━━ TASK INPUT
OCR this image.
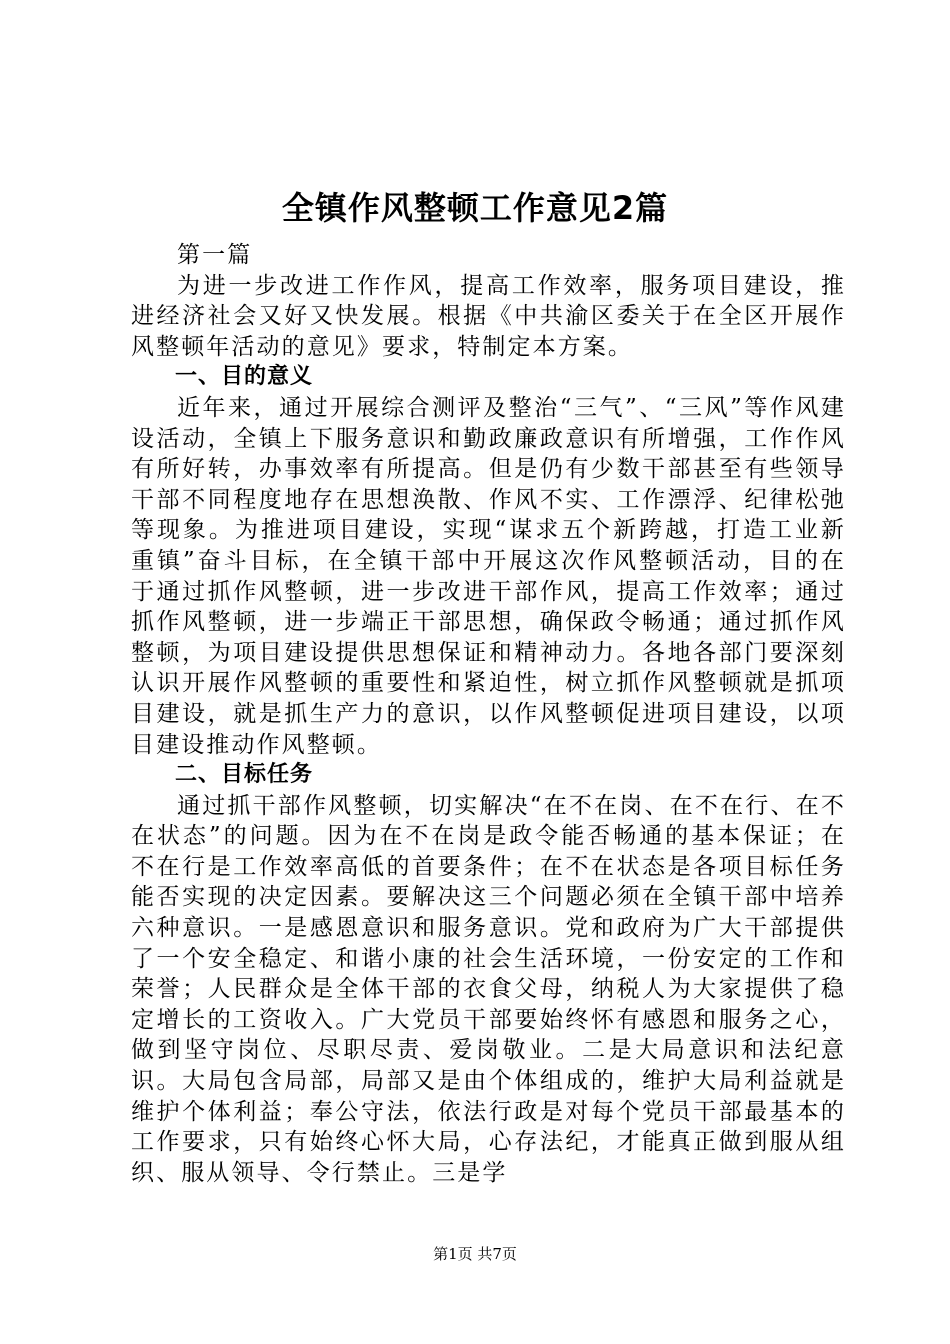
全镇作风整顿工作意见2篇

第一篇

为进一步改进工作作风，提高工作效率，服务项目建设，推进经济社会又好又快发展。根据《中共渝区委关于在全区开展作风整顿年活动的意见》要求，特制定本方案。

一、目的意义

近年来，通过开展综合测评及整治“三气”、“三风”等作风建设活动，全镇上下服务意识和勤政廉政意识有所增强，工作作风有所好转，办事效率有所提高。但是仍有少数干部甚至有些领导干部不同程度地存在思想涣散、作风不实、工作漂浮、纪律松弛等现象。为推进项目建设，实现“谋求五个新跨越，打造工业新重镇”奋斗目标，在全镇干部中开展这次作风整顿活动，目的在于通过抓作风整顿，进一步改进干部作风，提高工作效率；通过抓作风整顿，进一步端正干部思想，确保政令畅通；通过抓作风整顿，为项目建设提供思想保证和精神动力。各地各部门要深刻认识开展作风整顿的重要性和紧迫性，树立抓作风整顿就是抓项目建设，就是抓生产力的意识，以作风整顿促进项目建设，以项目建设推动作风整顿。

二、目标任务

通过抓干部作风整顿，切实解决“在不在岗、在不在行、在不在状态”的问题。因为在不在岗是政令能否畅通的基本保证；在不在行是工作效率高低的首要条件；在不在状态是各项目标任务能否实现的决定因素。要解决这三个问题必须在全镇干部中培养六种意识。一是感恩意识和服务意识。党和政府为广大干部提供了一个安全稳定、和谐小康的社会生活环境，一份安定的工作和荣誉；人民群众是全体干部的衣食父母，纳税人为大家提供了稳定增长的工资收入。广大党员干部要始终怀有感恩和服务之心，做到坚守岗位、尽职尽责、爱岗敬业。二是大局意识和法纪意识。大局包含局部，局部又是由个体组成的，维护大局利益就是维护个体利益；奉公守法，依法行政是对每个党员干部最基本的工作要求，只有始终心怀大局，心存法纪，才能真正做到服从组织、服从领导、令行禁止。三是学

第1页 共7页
━━━━
━━ TASK INPUT
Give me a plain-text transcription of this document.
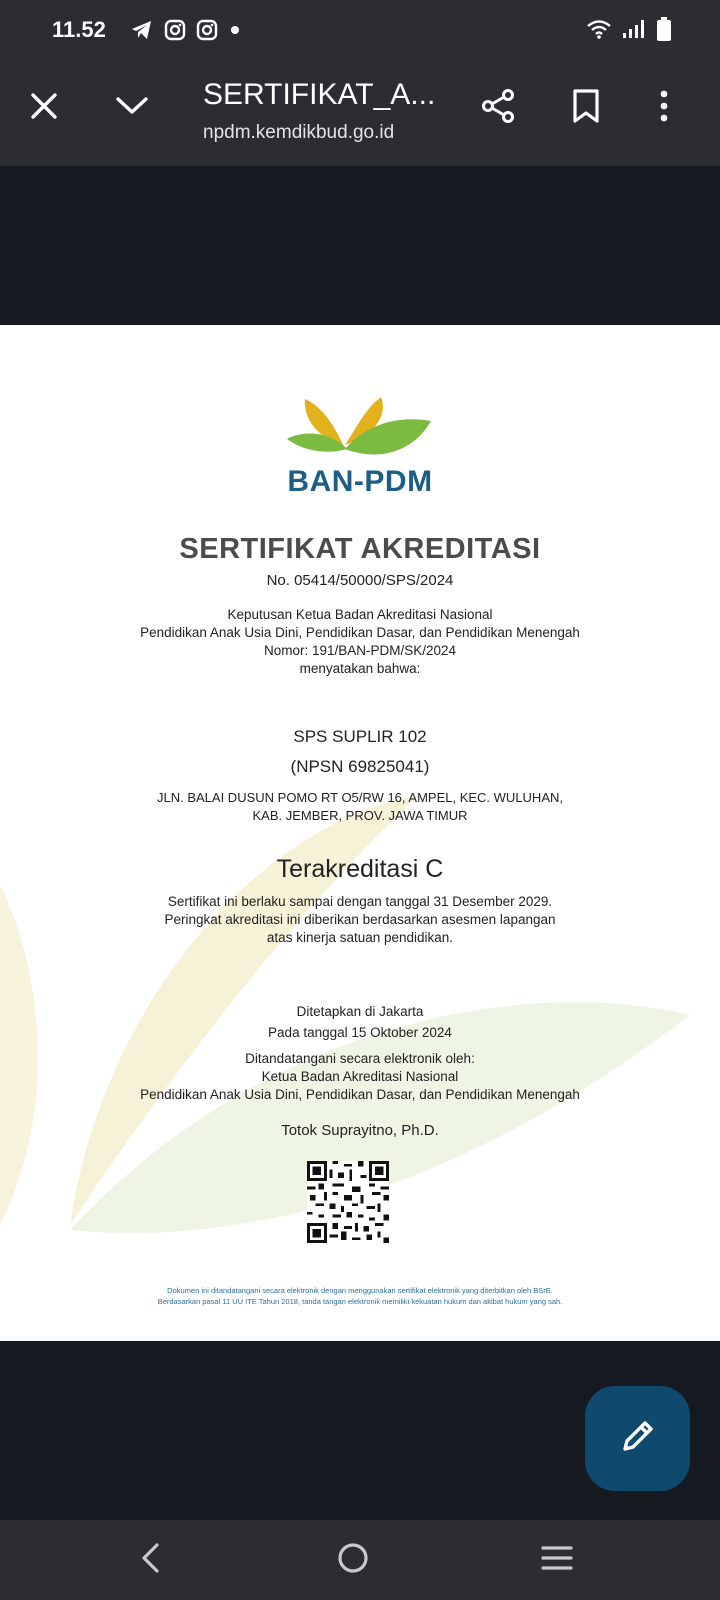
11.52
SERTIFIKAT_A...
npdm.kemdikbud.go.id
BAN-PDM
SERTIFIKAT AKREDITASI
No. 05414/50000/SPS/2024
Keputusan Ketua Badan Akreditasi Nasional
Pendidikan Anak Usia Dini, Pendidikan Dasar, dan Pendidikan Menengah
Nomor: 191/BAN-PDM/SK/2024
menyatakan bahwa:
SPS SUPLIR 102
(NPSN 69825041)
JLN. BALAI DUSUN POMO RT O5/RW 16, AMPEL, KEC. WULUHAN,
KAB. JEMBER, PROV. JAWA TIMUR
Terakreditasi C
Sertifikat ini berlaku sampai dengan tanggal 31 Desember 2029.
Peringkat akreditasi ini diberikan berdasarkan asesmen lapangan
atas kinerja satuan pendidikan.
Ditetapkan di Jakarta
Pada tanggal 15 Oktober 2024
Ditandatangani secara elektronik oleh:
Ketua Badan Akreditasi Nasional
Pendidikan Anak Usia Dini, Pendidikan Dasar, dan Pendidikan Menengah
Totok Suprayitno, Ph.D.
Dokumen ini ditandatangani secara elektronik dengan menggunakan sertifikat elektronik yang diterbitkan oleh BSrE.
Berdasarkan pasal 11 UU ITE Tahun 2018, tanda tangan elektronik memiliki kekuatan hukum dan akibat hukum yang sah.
━━━━
■ **WHAT TO PRODUCE**
Work through the data and report how many of its lines hold the word "tanggal", giving only the figure.

■ **WRITTEN SOLUTION**
2